Problem to solve:
Copy each line of the records that holds the string "this".

Data records:
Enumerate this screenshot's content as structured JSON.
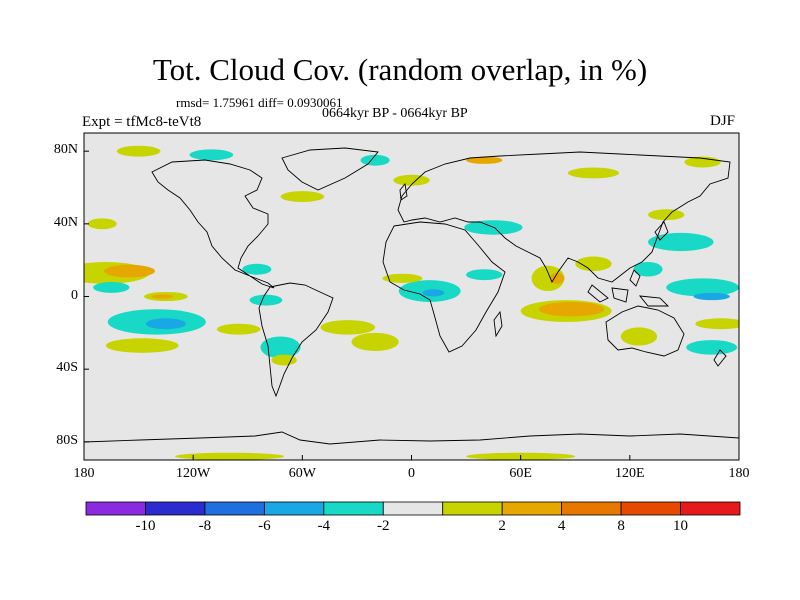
{
  "title": "Tot. Cloud Cov. (random overlap, in %)",
  "stats_line": "rmsd= 1.75961 diff= 0.0930061",
  "period_line": "0664kyr BP - 0664kyr BP",
  "experiment_label": "Expt = tfMc8-teVt8",
  "season_label": "DJF",
  "map": {
    "projection": "cylindrical equidistant",
    "lon_range": [
      -180,
      180
    ],
    "lat_range": [
      -90,
      90
    ],
    "background_color": "#e6e6e6",
    "lat_ticks": [
      {
        "value": 80,
        "label": "80N"
      },
      {
        "value": 40,
        "label": "40N"
      },
      {
        "value": 0,
        "label": "0"
      },
      {
        "value": -40,
        "label": "40S"
      },
      {
        "value": -80,
        "label": "80S"
      }
    ],
    "lon_ticks": [
      {
        "value": -180,
        "label": "180"
      },
      {
        "value": -120,
        "label": "120W"
      },
      {
        "value": -60,
        "label": "60W"
      },
      {
        "value": 0,
        "label": "0"
      },
      {
        "value": 60,
        "label": "60E"
      },
      {
        "value": 120,
        "label": "120E"
      },
      {
        "value": 180,
        "label": "180"
      }
    ],
    "anomaly_regions": [
      {
        "lon": -168,
        "lat": 13,
        "rlon": 24,
        "rlat": 6,
        "level": 2
      },
      {
        "lon": -155,
        "lat": 14,
        "rlon": 14,
        "rlat": 3.5,
        "level": 4
      },
      {
        "lon": -135,
        "lat": 0,
        "rlon": 12,
        "rlat": 2.5,
        "level": 2
      },
      {
        "lon": -137,
        "lat": 0,
        "rlon": 6,
        "rlat": 1.2,
        "level": 4
      },
      {
        "lon": -140,
        "lat": -14,
        "rlon": 27,
        "rlat": 7,
        "level": -2
      },
      {
        "lon": -135,
        "lat": -15,
        "rlon": 11,
        "rlat": 3,
        "level": -4
      },
      {
        "lon": -148,
        "lat": -27,
        "rlon": 20,
        "rlat": 4,
        "level": 2
      },
      {
        "lon": -165,
        "lat": 5,
        "rlon": 10,
        "rlat": 3,
        "level": -2
      },
      {
        "lon": -80,
        "lat": -2,
        "rlon": 9,
        "rlat": 3,
        "level": -2
      },
      {
        "lon": -72,
        "lat": -28,
        "rlon": 11,
        "rlat": 6,
        "level": -2
      },
      {
        "lon": -70,
        "lat": -35,
        "rlon": 7,
        "rlat": 3,
        "level": 2
      },
      {
        "lon": -95,
        "lat": -18,
        "rlon": 12,
        "rlat": 3,
        "level": 2
      },
      {
        "lon": -35,
        "lat": -17,
        "rlon": 15,
        "rlat": 4,
        "level": 2
      },
      {
        "lon": -20,
        "lat": -25,
        "rlon": 13,
        "rlat": 5,
        "level": 2
      },
      {
        "lon": -85,
        "lat": 15,
        "rlon": 8,
        "rlat": 3,
        "level": -2
      },
      {
        "lon": 10,
        "lat": 3,
        "rlon": 17,
        "rlat": 6,
        "level": -2
      },
      {
        "lon": 12,
        "lat": 2,
        "rlon": 6,
        "rlat": 2,
        "level": -4
      },
      {
        "lon": -5,
        "lat": 10,
        "rlon": 11,
        "rlat": 2.5,
        "level": 2
      },
      {
        "lon": 45,
        "lat": 38,
        "rlon": 16,
        "rlat": 4,
        "level": -2
      },
      {
        "lon": 40,
        "lat": 12,
        "rlon": 10,
        "rlat": 3,
        "level": -2
      },
      {
        "lon": 85,
        "lat": -8,
        "rlon": 25,
        "rlat": 6,
        "level": 2
      },
      {
        "lon": 88,
        "lat": -7,
        "rlon": 18,
        "rlat": 4,
        "level": 4
      },
      {
        "lon": 75,
        "lat": 10,
        "rlon": 9,
        "rlat": 7,
        "level": 2
      },
      {
        "lon": 80,
        "lat": 10,
        "rlon": 4,
        "rlat": 3,
        "level": 4
      },
      {
        "lon": 100,
        "lat": 18,
        "rlon": 10,
        "rlat": 4,
        "level": 2
      },
      {
        "lon": 160,
        "lat": 5,
        "rlon": 20,
        "rlat": 5,
        "level": -2
      },
      {
        "lon": 165,
        "lat": 0,
        "rlon": 10,
        "rlat": 2,
        "level": -4
      },
      {
        "lon": 148,
        "lat": 30,
        "rlon": 18,
        "rlat": 5,
        "level": -2
      },
      {
        "lon": 130,
        "lat": 15,
        "rlon": 8,
        "rlat": 4,
        "level": -2
      },
      {
        "lon": 170,
        "lat": -15,
        "rlon": 14,
        "rlat": 3,
        "level": 2
      },
      {
        "lon": 125,
        "lat": -22,
        "rlon": 10,
        "rlat": 5,
        "level": 2
      },
      {
        "lon": 140,
        "lat": 45,
        "rlon": 10,
        "rlat": 3,
        "level": 2
      },
      {
        "lon": 165,
        "lat": -28,
        "rlon": 14,
        "rlat": 4,
        "level": -2
      },
      {
        "lon": -150,
        "lat": 80,
        "rlon": 12,
        "rlat": 3,
        "level": 2
      },
      {
        "lon": -110,
        "lat": 78,
        "rlon": 12,
        "rlat": 3,
        "level": -2
      },
      {
        "lon": -20,
        "lat": 75,
        "rlon": 8,
        "rlat": 3,
        "level": -2
      },
      {
        "lon": 40,
        "lat": 75,
        "rlon": 10,
        "rlat": 2,
        "level": 4
      },
      {
        "lon": 100,
        "lat": 68,
        "rlon": 14,
        "rlat": 3,
        "level": 2
      },
      {
        "lon": 160,
        "lat": 74,
        "rlon": 10,
        "rlat": 3,
        "level": 2
      },
      {
        "lon": -60,
        "lat": 55,
        "rlon": 12,
        "rlat": 3,
        "level": 2
      },
      {
        "lon": 0,
        "lat": 64,
        "rlon": 10,
        "rlat": 3,
        "level": 2
      },
      {
        "lon": -170,
        "lat": 40,
        "rlon": 8,
        "rlat": 3,
        "level": 2
      },
      {
        "lon": -100,
        "lat": -88,
        "rlon": 30,
        "rlat": 2,
        "level": 2
      },
      {
        "lon": 60,
        "lat": -88,
        "rlon": 30,
        "rlat": 2,
        "level": 2
      }
    ]
  },
  "colorbar": {
    "colors": [
      "#8a2be2",
      "#2b2bcf",
      "#1f6fe0",
      "#19a7e6",
      "#17d9c5",
      "#e6e6e6",
      "#c8d400",
      "#e6a800",
      "#e67800",
      "#e64a00",
      "#e61a1a"
    ],
    "labels": [
      "-10",
      "-8",
      "-6",
      "-4",
      "-2",
      "2",
      "4",
      "8",
      "10"
    ]
  },
  "level_colors": {
    "-4": "#19a7e6",
    "-2": "#17d9c5",
    "2": "#c8d400",
    "4": "#e6a800"
  }
}
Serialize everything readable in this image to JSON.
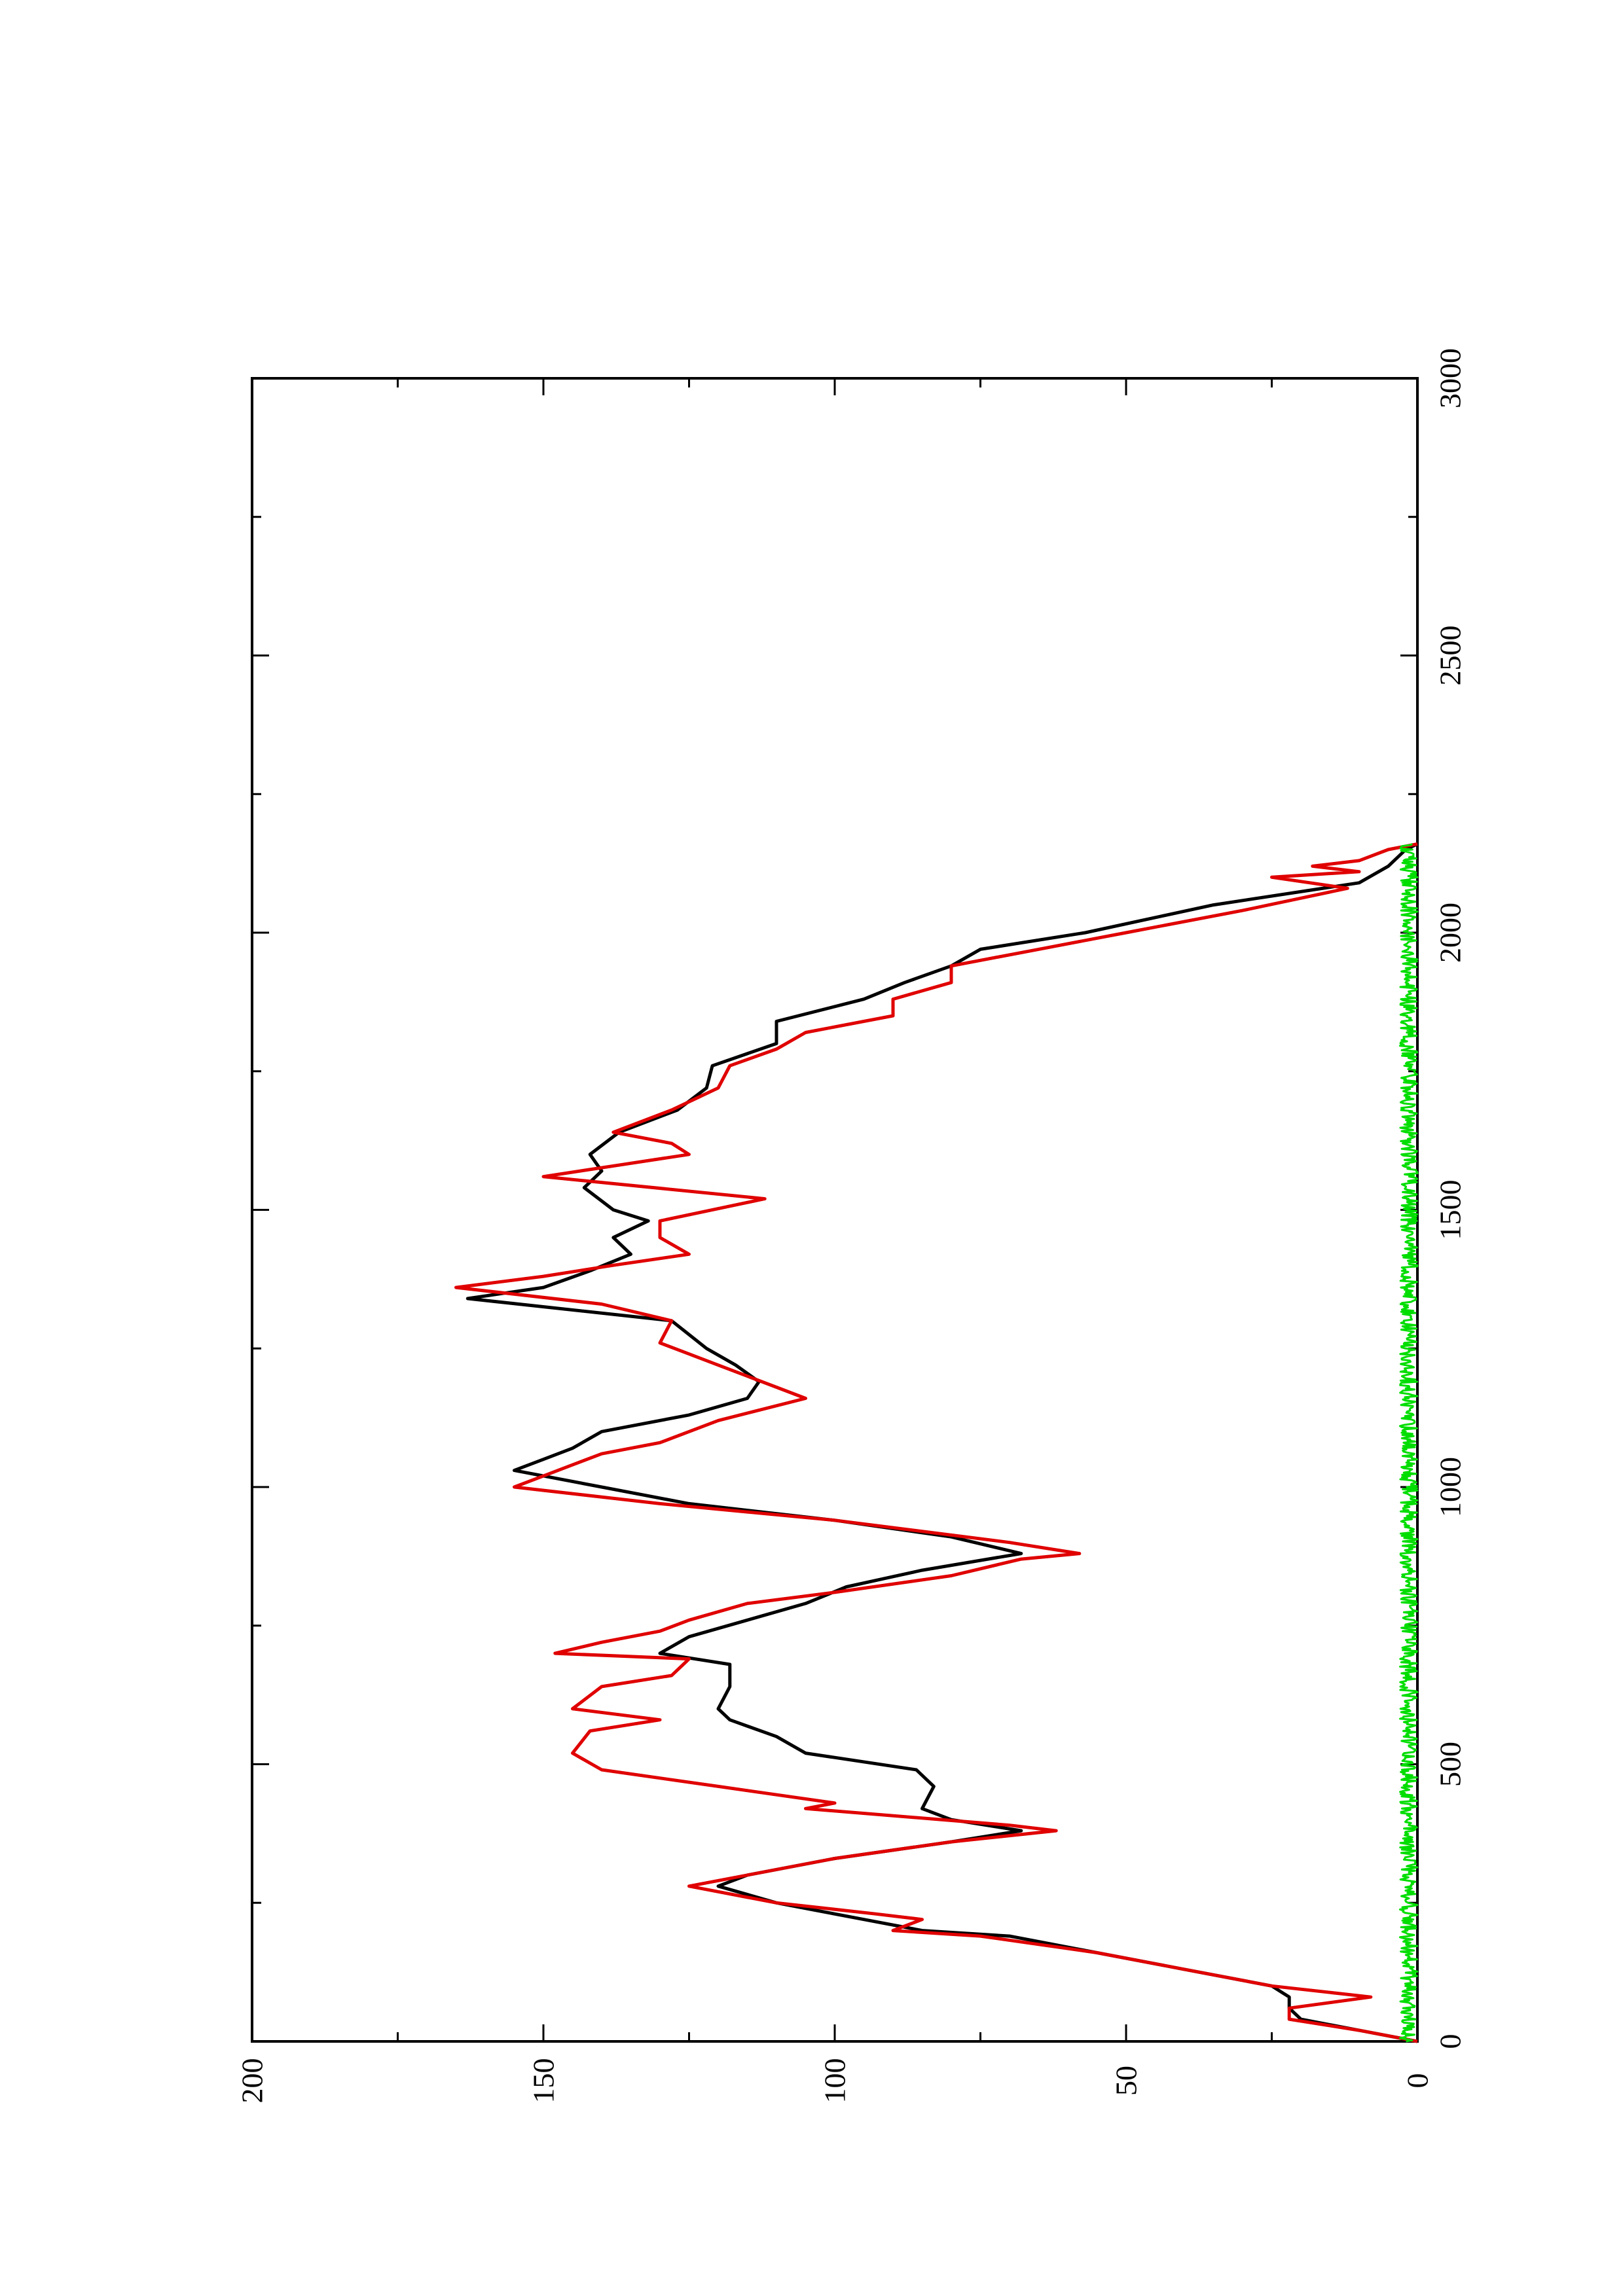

Problem solution:
Enumerate this screenshot's content as structured JSON.
Serialize everything readable in this image to JSON.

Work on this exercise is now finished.